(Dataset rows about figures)
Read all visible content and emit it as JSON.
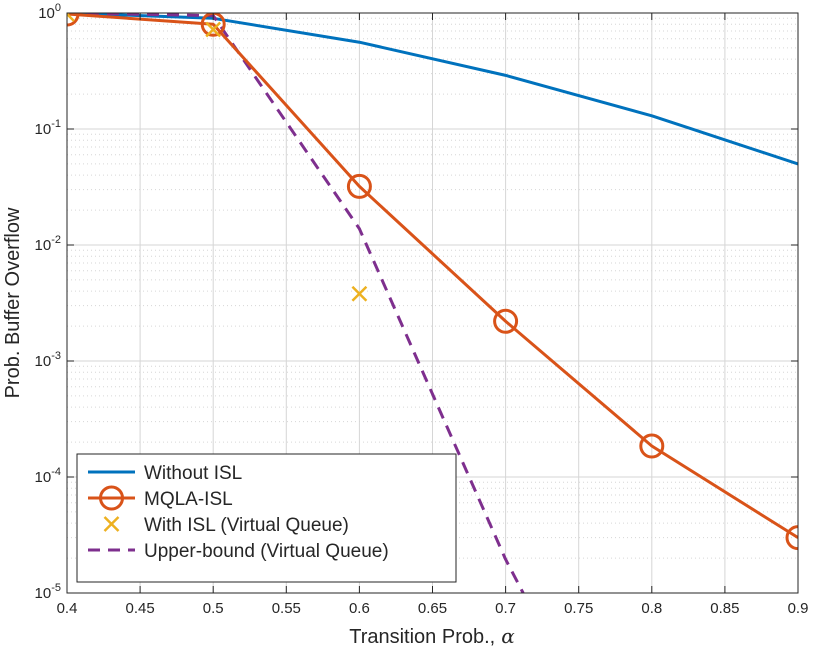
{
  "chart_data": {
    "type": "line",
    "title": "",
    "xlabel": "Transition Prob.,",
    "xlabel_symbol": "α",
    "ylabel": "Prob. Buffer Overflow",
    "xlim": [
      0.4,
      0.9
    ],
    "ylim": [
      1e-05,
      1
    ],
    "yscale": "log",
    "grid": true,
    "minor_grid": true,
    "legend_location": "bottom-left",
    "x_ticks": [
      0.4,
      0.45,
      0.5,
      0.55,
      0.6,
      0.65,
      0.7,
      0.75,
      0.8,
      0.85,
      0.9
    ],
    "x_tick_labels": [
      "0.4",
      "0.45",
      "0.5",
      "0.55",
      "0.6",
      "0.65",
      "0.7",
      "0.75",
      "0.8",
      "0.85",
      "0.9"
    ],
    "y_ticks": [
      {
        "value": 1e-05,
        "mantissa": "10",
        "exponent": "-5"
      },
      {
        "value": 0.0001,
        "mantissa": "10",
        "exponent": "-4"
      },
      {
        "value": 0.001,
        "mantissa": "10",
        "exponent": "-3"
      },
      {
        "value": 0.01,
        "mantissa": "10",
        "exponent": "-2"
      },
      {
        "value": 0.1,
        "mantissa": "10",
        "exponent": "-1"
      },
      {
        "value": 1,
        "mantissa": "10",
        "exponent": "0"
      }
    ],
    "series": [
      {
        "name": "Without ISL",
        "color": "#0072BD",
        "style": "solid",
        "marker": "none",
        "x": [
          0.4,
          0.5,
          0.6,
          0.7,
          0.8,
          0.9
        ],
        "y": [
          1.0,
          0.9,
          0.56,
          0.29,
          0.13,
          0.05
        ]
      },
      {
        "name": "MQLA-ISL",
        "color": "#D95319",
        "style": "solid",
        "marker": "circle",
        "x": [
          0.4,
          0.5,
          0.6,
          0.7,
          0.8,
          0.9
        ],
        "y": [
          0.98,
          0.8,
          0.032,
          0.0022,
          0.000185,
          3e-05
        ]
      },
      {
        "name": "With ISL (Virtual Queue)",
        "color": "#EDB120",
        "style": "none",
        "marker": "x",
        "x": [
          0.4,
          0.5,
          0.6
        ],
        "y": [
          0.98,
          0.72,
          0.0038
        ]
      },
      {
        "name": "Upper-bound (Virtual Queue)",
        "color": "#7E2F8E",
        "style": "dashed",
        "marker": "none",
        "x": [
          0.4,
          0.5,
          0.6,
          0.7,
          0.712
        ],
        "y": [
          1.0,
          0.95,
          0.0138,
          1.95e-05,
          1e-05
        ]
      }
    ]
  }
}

--

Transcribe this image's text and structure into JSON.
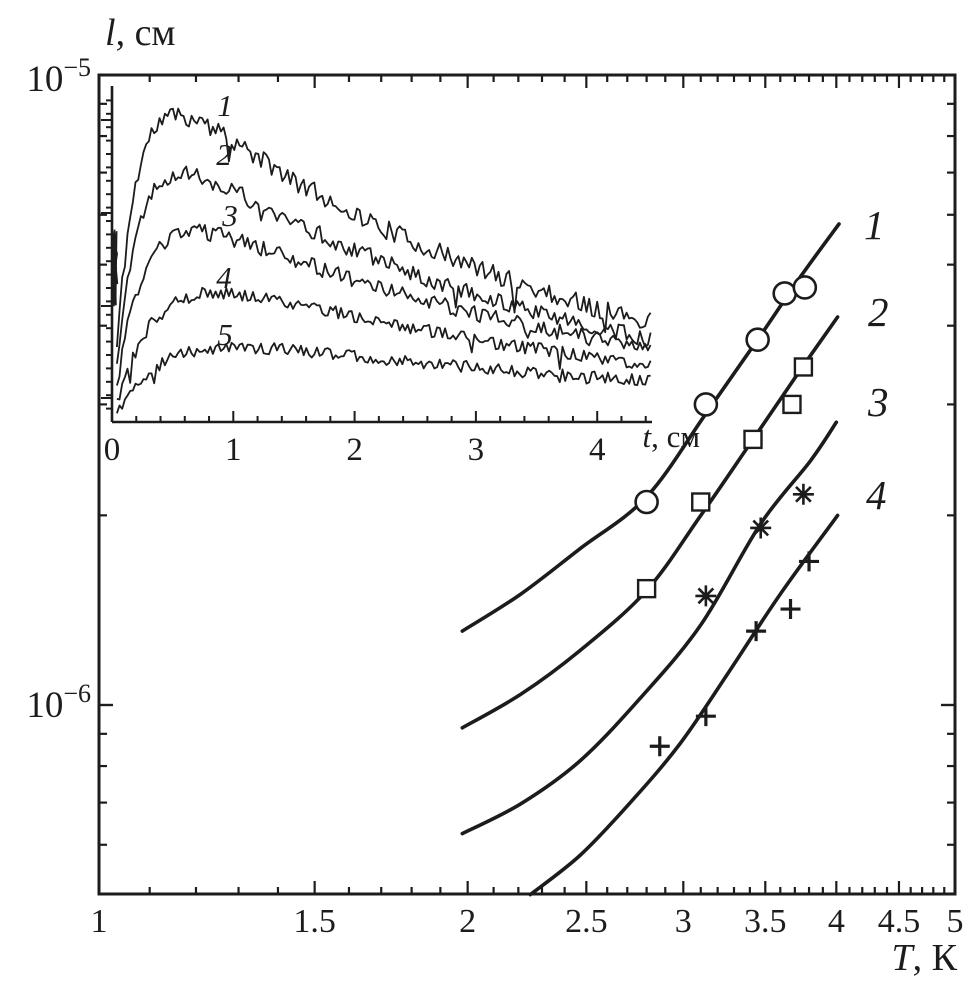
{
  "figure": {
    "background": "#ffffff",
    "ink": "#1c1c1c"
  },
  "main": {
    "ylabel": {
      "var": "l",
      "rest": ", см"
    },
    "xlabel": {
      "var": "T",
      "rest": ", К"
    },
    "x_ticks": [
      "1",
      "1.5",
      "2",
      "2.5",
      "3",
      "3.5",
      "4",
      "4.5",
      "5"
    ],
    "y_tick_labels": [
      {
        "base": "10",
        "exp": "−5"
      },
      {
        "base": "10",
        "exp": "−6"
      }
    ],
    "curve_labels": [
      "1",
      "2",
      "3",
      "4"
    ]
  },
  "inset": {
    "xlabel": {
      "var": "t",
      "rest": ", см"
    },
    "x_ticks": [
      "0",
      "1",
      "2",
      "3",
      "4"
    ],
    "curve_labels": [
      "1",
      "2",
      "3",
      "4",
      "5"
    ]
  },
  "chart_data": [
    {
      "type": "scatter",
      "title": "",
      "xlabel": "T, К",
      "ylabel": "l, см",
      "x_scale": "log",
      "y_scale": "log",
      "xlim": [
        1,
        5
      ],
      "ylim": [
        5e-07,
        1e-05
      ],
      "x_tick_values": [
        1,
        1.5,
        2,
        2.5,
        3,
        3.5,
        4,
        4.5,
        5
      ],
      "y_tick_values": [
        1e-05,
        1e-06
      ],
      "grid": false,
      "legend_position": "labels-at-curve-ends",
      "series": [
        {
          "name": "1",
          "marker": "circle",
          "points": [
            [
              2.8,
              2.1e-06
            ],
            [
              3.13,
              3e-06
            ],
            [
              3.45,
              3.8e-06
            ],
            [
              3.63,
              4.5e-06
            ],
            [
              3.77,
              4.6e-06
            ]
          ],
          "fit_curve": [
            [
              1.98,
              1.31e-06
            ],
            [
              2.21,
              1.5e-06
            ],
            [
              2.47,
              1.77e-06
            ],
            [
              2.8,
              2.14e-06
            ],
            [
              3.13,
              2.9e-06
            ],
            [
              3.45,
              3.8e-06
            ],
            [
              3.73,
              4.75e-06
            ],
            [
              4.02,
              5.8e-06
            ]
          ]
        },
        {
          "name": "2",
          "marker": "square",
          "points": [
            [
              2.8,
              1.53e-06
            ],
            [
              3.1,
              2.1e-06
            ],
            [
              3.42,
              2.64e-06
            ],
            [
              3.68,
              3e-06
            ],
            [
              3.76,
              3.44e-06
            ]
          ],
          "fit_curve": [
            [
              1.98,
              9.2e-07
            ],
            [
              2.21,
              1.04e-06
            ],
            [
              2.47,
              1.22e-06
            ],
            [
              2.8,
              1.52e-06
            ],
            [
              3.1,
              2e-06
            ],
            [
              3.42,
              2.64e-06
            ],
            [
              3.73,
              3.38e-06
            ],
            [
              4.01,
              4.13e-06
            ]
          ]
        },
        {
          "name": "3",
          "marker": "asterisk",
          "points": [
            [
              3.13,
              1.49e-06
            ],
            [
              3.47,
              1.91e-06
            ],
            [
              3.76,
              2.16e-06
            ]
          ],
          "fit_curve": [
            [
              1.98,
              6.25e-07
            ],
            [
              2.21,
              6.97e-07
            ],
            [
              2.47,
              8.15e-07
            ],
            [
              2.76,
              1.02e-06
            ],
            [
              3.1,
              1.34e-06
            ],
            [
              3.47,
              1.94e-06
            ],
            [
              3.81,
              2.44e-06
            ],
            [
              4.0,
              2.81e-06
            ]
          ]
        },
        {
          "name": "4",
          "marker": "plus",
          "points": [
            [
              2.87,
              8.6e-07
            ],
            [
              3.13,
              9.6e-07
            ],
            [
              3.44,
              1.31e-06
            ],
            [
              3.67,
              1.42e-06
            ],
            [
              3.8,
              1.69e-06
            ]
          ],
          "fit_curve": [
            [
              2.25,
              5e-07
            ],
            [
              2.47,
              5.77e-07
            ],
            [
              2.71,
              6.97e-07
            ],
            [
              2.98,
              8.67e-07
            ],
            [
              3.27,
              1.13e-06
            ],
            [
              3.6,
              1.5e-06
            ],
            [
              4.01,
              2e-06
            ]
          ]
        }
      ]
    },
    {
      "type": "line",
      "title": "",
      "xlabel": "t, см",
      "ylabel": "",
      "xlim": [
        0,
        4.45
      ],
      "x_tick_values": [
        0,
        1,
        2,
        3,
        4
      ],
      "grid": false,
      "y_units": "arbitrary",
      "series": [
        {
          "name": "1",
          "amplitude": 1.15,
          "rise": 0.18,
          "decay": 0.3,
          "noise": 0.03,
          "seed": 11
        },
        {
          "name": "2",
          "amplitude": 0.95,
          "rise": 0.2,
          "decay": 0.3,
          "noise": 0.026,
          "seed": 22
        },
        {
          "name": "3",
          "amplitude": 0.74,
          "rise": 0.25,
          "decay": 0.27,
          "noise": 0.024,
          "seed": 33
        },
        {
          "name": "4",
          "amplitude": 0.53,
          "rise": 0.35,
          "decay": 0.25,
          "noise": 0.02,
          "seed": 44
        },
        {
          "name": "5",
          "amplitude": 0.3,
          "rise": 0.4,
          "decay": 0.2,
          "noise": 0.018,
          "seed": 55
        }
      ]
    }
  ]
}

--

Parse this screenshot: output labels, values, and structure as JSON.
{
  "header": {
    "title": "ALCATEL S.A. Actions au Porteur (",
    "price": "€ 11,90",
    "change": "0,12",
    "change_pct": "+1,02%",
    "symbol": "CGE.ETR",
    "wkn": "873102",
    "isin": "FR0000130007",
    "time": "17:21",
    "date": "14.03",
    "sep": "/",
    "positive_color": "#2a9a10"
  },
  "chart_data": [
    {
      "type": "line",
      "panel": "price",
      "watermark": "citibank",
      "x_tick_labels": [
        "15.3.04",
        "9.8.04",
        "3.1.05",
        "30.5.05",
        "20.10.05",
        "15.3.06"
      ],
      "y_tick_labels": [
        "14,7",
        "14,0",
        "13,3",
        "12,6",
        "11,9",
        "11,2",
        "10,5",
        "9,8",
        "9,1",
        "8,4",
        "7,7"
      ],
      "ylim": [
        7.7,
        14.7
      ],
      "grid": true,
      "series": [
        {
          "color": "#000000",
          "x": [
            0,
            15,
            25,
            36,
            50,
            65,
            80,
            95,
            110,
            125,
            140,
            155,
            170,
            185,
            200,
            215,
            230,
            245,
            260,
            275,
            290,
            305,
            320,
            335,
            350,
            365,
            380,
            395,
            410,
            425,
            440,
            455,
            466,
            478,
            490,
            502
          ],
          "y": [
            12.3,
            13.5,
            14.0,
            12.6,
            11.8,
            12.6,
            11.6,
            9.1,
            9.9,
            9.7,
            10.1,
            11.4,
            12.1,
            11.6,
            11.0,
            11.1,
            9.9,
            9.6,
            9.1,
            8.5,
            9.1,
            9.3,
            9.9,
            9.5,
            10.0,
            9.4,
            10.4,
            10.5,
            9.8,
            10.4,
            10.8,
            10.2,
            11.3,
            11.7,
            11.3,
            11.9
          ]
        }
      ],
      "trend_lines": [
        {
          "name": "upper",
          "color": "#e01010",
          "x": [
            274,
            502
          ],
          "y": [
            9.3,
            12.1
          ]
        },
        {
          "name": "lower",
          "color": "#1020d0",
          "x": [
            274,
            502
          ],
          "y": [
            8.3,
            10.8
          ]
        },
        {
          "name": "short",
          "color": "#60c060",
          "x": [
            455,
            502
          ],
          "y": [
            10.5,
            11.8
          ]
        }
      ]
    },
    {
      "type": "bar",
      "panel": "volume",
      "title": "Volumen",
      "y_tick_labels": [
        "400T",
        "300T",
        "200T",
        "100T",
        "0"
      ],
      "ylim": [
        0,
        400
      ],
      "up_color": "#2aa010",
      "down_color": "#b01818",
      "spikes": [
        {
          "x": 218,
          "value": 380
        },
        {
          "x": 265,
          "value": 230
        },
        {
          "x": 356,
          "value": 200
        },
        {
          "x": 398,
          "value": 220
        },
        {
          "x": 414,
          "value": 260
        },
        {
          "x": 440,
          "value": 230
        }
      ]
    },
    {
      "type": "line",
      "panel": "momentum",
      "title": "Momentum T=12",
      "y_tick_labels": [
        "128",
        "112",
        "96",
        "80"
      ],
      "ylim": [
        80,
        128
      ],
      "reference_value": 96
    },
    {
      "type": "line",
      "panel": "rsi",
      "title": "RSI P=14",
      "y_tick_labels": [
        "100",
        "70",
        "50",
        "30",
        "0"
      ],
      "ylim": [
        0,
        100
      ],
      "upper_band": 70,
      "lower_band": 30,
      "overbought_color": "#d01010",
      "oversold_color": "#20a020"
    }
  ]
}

(The exercise) How many of the lines above include the string "style"? Reply with the number by itself.

(Written answer) 4